→ **REQUIREMENTS**
Copy out each line featuring the string "title" from the entries beneath.

>> start RECORDS FOR THE EXERCISE

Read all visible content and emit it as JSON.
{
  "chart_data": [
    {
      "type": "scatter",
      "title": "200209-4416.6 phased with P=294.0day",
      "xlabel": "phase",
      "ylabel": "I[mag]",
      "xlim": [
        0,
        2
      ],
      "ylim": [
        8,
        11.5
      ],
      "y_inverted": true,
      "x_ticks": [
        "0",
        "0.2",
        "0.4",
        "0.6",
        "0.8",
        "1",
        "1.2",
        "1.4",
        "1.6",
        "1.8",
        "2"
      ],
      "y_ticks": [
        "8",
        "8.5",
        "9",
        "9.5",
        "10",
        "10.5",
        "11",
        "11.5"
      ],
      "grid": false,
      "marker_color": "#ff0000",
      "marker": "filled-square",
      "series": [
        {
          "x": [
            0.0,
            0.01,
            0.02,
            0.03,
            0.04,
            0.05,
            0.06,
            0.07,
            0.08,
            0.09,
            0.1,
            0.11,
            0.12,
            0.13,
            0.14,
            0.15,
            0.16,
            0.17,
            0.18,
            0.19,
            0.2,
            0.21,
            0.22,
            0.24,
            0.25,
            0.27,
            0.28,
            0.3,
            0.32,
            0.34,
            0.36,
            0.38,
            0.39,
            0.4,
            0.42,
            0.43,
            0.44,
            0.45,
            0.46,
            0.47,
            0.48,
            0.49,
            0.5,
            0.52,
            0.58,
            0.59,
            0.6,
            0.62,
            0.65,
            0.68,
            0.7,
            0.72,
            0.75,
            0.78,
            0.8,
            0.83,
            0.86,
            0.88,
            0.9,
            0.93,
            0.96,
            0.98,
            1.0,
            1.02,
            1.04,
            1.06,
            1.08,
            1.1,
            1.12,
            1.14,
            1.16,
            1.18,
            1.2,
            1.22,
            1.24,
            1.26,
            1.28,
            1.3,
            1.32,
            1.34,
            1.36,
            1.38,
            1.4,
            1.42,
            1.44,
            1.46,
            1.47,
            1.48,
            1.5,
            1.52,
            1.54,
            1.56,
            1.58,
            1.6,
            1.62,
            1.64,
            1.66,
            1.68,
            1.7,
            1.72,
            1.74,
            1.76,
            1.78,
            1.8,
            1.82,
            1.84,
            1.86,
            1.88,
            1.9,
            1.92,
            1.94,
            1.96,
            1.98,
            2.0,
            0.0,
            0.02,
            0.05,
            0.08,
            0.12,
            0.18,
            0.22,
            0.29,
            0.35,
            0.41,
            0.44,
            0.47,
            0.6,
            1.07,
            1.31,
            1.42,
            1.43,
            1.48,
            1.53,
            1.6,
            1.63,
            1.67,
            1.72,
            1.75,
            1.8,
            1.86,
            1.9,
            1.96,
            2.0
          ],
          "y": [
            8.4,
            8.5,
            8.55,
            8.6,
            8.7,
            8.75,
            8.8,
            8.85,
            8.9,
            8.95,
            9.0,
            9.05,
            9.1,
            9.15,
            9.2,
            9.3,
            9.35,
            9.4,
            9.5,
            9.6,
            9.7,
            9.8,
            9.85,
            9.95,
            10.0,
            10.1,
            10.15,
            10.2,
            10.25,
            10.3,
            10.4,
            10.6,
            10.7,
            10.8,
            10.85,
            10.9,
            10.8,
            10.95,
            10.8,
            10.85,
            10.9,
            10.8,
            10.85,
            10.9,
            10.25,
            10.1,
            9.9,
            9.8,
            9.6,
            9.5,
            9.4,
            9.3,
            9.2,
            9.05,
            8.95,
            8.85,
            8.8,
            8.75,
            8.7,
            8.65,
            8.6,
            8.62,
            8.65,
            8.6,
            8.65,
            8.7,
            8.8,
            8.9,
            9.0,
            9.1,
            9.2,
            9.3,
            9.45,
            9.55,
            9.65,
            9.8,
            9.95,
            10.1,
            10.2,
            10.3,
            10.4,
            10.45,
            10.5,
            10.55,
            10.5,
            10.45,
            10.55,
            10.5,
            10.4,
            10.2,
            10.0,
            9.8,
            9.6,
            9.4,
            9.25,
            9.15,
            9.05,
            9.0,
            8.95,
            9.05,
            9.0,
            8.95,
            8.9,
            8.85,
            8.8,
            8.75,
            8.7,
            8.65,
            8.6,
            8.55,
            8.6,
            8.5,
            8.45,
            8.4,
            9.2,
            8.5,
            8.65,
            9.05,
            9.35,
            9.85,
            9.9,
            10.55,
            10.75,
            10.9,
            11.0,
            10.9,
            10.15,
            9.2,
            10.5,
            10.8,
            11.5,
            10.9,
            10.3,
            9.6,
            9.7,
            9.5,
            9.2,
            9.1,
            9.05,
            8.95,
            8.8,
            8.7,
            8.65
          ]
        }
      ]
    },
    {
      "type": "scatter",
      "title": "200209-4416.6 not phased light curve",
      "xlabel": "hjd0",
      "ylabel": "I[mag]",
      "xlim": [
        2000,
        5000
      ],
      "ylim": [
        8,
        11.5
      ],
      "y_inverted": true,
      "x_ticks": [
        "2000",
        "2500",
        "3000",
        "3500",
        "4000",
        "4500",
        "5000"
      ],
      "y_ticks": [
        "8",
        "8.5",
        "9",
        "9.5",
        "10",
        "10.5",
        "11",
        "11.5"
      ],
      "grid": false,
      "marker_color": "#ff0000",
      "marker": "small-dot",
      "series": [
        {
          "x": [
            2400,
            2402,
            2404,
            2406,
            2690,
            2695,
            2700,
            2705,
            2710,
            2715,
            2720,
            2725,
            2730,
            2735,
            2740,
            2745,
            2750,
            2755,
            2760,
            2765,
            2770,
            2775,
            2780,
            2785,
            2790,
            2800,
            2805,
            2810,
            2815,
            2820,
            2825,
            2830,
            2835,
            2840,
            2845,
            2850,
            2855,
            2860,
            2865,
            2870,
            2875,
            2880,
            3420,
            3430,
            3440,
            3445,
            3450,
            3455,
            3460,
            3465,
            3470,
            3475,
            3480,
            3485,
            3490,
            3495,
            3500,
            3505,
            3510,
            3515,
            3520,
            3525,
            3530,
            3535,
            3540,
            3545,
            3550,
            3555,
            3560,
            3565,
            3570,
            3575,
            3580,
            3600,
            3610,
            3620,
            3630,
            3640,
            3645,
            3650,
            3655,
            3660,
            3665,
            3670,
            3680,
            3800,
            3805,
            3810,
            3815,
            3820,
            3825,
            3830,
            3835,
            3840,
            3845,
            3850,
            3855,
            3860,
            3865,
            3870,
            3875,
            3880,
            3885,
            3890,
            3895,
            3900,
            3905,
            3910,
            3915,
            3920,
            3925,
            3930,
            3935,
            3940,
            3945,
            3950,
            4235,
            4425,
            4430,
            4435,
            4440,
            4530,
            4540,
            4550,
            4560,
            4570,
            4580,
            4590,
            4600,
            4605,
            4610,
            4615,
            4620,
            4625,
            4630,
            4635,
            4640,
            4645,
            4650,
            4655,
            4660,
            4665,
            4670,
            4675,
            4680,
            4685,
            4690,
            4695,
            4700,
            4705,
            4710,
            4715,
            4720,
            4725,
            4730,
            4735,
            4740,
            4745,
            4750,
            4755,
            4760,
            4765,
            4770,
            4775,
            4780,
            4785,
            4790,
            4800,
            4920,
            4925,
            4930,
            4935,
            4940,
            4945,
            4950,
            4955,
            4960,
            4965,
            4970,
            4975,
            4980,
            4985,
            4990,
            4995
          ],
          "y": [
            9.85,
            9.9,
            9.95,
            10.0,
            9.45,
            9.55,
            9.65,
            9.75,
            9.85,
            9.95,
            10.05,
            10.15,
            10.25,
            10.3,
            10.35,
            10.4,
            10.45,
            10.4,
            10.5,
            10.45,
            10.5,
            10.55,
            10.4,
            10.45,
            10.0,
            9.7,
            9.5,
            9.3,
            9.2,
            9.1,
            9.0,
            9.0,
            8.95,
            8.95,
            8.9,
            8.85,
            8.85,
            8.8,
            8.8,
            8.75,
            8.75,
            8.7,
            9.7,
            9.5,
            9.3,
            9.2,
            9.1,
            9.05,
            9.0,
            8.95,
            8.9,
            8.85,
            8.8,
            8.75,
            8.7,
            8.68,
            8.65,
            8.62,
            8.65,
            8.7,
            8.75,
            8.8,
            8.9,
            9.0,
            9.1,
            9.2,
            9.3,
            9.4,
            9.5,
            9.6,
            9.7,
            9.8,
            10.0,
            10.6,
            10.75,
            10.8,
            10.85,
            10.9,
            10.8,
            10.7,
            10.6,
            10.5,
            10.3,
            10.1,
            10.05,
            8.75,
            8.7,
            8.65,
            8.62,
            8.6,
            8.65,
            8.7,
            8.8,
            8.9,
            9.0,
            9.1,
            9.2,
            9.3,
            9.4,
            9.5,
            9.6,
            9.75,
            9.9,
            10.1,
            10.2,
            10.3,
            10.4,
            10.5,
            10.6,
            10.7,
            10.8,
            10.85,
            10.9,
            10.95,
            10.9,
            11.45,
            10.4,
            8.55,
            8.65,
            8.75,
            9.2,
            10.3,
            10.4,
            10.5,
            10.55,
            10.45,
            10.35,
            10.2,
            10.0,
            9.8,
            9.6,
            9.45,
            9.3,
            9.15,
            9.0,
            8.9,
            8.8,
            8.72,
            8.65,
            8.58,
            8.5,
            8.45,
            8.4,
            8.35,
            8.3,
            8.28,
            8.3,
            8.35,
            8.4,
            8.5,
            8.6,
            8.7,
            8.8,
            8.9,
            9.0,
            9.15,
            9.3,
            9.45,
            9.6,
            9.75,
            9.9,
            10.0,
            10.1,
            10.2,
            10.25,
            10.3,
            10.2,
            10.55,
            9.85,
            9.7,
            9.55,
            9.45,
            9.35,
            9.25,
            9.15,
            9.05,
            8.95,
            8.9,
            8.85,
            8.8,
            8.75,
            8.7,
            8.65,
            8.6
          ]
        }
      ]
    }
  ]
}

>> end RECORDS FOR THE EXERCISE

→ **RESPONSE FOR THIS EXERCISE**
      "title": "200209-4416.6 phased with P=294.0day",
      "title": "200209-4416.6 not phased light curve",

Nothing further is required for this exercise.